CHALLENGE: Write out all of the entries exactly, please.

RECORD EXTRACTS:
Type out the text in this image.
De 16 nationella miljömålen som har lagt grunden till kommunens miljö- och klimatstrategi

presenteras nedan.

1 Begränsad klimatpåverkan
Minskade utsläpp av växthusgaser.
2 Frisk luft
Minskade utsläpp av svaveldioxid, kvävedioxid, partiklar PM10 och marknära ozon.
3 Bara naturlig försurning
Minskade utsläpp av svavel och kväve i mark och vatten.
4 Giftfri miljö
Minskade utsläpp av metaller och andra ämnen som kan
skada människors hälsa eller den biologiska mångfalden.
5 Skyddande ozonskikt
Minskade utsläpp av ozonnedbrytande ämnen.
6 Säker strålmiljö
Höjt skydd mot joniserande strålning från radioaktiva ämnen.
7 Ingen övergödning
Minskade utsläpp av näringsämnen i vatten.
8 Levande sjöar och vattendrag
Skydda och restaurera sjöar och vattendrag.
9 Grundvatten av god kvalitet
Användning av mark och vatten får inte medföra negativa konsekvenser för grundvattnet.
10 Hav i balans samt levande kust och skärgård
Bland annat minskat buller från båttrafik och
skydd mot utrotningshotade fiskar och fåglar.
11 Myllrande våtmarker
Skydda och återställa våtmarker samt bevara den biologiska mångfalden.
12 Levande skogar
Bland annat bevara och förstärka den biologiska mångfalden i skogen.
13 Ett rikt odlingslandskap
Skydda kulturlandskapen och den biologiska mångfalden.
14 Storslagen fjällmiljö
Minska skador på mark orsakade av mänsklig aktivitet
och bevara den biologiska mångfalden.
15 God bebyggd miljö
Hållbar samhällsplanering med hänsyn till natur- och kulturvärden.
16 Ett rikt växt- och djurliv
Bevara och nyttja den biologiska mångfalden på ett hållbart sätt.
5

OUTPUT FOR THIS EXERCISE:
Type out the text in this image.
De 16 nationella miljömålen som har lagt grunden till kommunens miljö- och klimatstrategi

presenteras nedan.

1 Begränsad klimatpåverkan
Minskade utsläpp av växthusgaser.
2 Frisk luft
Minskade utsläpp av svaveldioxid, kvävedioxid, partiklar PM10 och marknära ozon.
3 Bara naturlig försurning
Minskade utsläpp av svavel och kväve i mark och vatten.
4 Giftfri miljö
Minskade utsläpp av metaller och andra ämnen som kan
skada människors hälsa eller den biologiska mångfalden.
5 Skyddande ozonskikt
Minskade utsläpp av ozonnedbrytande ämnen.
6 Säker strålmiljö
Höjt skydd mot joniserande strålning från radioaktiva ämnen.
7 Ingen övergödning
Minskade utsläpp av näringsämnen i vatten.
8 Levande sjöar och vattendrag
Skydda och restaurera sjöar och vattendrag.
9 Grundvatten av god kvalitet
Användning av mark och vatten får inte medföra negativa konsekvenser för grundvattnet.
10 Hav i balans samt levande kust och skärgård
Bland annat minskat buller från båttrafik och
skydd mot utrotningshotade fiskar och fåglar.
11 Myllrande våtmarker
Skydda och återställa våtmarker samt bevara den biologiska mångfalden.
12 Levande skogar
Bland annat bevara och förstärka den biologiska mångfalden i skogen.
13 Ett rikt odlingslandskap
Skydda kulturlandskapen och den biologiska mångfalden.
14 Storslagen fjällmiljö
Minska skador på mark orsakade av mänsklig aktivitet
och bevara den biologiska mångfalden.
15 God bebyggd miljö
Hållbar samhällsplanering med hänsyn till natur- och kulturvärden.
16 Ett rikt växt- och djurliv
Bevara och nyttja den biologiska mångfalden på ett hållbart sätt.
5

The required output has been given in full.